- _THE TASK_
Extract every line of the material below that contains the string "text".

* START RECORDS FOR THIS EXERCISE *

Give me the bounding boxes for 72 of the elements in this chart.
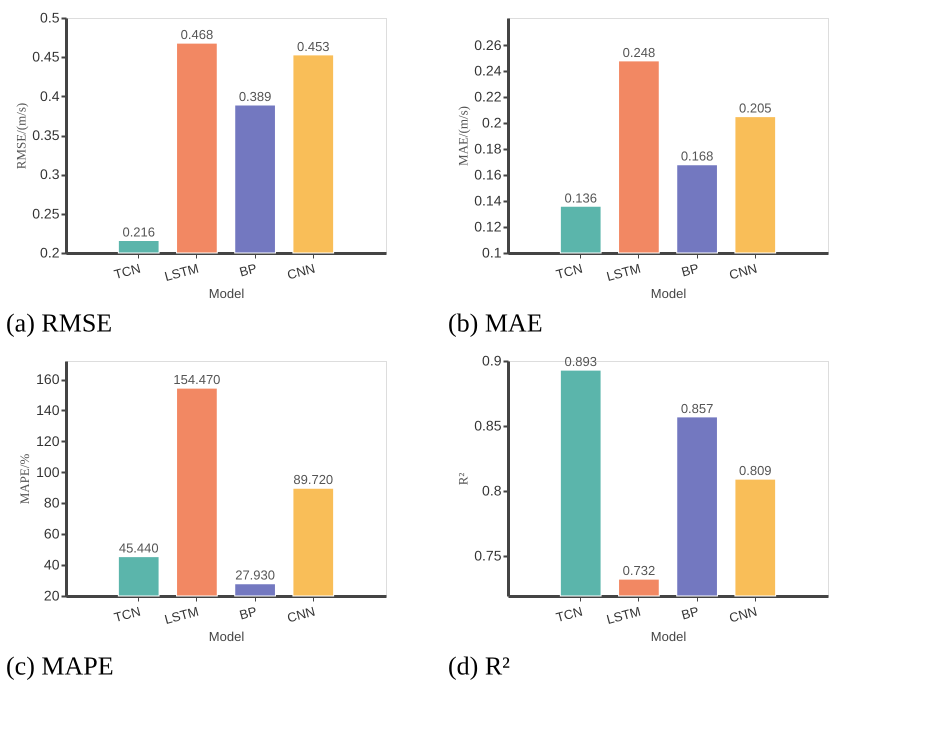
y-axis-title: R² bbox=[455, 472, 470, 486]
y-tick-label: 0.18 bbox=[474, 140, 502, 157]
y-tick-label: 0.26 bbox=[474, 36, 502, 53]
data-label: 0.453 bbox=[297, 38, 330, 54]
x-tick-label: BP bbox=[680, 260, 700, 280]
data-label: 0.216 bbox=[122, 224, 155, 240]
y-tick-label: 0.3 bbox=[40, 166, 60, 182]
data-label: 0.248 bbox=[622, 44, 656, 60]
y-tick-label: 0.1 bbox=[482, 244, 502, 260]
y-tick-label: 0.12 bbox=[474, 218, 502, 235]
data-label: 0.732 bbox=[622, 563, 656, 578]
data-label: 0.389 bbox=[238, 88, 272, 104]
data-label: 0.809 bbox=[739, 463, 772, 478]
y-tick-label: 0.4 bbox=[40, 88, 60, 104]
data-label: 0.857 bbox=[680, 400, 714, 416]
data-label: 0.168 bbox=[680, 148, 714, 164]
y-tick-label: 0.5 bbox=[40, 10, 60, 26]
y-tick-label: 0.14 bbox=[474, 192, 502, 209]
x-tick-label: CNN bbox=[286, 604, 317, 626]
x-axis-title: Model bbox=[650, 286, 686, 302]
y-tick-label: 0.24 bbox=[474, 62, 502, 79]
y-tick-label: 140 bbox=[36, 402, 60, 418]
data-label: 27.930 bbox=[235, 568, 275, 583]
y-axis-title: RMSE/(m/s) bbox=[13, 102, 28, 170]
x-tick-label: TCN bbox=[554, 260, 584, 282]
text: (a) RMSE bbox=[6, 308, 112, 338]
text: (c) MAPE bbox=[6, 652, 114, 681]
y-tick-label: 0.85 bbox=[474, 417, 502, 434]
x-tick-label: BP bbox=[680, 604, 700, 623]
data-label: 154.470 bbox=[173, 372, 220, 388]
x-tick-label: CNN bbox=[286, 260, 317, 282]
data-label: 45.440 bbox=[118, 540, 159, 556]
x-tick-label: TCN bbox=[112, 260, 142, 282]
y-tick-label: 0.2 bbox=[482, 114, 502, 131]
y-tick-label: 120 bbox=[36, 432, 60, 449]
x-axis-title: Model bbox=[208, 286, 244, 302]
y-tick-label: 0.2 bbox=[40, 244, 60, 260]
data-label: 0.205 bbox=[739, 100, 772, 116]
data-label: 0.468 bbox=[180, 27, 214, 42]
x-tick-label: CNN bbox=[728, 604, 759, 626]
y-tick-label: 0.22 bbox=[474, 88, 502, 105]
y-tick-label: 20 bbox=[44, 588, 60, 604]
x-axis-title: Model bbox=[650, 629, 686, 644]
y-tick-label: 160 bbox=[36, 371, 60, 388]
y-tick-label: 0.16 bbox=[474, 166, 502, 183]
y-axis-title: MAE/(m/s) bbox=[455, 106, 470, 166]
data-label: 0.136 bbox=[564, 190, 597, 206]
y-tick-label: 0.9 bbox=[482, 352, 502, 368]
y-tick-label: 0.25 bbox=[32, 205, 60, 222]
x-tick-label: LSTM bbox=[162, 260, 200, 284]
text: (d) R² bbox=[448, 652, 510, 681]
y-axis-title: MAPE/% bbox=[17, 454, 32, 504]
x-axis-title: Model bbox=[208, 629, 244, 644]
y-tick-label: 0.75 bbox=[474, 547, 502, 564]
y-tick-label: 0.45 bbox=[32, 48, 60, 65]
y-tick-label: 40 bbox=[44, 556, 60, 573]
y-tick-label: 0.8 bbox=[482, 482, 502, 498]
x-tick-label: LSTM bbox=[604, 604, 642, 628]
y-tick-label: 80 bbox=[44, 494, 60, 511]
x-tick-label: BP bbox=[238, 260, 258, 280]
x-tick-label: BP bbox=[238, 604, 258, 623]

* END RECORDS FOR THIS EXERCISE *

- _EXERCISE SOLUTION_
text: (a) RMSE bbox=[6, 308, 112, 338]
text: (c) MAPE bbox=[6, 652, 114, 681]
text: (d) R² bbox=[448, 652, 510, 681]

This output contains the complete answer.